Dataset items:
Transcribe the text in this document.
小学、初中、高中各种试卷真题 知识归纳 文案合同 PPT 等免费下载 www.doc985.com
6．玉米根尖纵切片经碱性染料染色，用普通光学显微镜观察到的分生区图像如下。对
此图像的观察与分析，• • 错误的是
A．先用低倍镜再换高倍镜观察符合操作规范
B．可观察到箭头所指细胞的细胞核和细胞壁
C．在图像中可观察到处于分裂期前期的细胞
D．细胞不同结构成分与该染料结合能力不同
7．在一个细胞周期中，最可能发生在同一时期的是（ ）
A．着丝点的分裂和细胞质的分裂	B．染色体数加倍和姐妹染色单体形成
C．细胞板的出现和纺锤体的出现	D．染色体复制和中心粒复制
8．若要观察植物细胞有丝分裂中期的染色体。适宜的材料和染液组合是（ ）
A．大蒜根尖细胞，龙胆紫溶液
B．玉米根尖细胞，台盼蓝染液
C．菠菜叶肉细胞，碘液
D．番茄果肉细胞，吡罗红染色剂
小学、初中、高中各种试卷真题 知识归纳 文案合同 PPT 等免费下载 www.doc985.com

--

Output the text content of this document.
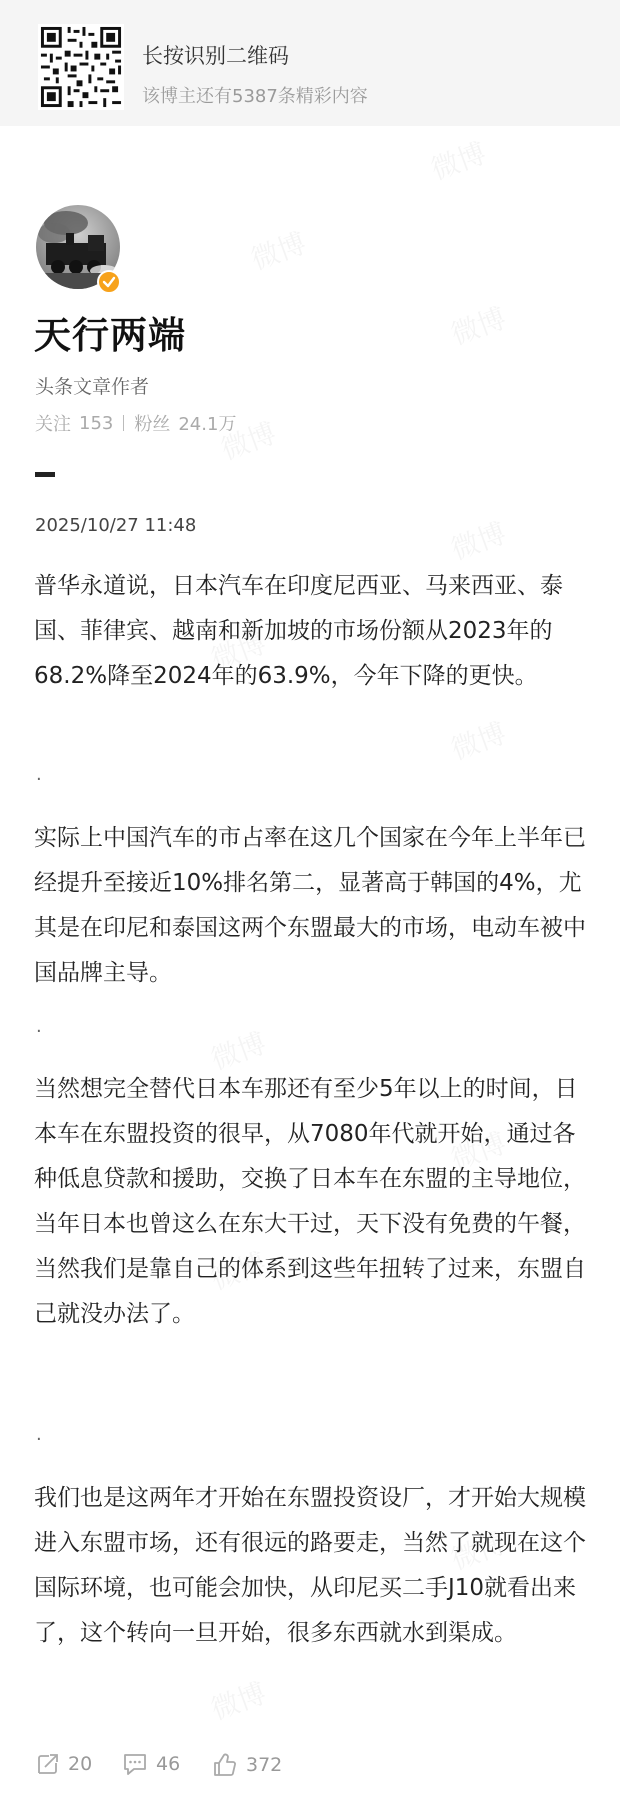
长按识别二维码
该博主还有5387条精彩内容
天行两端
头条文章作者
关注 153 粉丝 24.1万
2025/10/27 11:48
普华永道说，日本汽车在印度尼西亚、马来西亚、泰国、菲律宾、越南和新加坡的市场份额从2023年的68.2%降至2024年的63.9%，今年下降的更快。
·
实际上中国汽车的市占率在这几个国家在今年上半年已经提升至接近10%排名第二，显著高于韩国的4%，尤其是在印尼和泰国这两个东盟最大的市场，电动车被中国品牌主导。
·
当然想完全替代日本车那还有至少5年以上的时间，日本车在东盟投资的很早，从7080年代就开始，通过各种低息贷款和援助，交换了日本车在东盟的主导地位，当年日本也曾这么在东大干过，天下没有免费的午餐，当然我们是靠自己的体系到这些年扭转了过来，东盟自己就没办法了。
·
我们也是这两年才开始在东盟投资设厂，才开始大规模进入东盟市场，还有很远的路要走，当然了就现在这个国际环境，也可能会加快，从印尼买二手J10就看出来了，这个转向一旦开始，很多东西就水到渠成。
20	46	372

...

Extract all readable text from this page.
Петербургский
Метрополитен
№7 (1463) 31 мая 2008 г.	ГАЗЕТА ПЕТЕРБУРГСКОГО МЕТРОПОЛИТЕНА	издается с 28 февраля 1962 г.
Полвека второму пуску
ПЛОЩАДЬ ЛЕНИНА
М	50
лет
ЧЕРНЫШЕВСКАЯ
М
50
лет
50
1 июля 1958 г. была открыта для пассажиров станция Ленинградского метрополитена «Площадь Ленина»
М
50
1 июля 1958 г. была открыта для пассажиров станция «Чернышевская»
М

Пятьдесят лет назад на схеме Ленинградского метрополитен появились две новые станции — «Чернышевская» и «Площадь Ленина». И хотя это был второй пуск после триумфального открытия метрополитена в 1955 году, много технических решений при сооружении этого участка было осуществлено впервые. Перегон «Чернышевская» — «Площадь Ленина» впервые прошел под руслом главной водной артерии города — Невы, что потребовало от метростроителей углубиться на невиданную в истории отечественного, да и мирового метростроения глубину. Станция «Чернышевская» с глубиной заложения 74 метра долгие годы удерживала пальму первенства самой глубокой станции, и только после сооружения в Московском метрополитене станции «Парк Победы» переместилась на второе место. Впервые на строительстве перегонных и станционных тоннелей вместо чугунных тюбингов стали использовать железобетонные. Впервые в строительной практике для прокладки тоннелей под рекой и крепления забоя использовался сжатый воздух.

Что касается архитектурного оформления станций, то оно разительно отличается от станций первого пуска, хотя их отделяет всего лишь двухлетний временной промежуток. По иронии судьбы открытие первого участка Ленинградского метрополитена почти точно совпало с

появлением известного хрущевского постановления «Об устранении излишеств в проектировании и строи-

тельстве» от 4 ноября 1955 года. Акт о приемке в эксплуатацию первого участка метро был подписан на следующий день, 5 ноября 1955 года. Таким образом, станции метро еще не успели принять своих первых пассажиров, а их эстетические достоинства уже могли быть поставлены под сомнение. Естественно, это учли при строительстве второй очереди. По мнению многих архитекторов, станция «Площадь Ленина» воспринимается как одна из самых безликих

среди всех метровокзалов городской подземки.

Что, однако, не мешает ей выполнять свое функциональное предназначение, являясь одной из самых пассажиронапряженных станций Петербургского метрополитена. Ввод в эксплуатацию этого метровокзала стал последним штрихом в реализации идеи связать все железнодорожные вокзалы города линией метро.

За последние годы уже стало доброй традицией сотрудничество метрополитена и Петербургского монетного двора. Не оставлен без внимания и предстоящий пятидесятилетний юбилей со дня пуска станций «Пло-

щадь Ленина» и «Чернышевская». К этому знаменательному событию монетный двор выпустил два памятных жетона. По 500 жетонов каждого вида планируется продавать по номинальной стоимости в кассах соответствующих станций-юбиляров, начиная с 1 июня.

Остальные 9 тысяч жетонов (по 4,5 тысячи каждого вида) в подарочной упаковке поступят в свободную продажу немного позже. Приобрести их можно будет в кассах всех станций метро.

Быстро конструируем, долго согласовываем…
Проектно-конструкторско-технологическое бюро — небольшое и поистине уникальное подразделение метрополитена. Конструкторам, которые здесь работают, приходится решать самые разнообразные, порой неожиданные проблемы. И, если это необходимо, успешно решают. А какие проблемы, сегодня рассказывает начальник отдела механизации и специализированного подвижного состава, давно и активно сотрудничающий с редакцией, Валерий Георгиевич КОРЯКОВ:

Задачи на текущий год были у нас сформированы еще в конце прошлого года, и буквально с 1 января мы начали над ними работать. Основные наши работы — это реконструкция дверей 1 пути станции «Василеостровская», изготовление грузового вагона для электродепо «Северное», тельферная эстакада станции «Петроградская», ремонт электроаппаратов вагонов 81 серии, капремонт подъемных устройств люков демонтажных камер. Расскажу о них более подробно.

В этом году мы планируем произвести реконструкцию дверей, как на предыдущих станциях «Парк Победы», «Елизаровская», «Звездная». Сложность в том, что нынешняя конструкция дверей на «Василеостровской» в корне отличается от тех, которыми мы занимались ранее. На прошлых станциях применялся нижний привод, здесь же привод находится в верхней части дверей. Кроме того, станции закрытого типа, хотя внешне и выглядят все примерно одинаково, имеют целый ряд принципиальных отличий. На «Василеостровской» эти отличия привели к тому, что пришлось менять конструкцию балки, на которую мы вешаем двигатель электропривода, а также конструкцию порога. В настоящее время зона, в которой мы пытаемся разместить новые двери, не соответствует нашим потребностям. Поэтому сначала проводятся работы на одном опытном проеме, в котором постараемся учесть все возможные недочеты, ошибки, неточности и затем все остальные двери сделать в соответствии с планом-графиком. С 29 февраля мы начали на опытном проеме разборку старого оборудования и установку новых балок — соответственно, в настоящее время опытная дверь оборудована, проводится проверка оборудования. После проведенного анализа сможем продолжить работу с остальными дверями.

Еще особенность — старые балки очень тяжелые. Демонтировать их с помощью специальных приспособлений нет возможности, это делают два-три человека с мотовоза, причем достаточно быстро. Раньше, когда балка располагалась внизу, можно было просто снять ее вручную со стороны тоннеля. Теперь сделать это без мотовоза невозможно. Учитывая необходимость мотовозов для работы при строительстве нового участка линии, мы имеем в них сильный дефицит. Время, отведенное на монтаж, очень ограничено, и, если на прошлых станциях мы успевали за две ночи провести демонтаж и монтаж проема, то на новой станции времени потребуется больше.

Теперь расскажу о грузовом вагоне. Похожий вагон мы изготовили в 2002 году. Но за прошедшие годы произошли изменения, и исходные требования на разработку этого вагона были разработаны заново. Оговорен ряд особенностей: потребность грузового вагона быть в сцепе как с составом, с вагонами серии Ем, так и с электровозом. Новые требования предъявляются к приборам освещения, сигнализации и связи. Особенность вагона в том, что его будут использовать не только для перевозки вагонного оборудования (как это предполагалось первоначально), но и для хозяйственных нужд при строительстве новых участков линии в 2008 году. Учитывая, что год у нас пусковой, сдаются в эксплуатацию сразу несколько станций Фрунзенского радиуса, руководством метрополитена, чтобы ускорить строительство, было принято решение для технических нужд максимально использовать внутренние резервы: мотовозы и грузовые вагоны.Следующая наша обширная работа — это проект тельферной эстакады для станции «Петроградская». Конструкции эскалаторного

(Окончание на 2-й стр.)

• Given instruction:
How many of the lines above include the word "июля"? Respond with the number alone.

• Answer:
2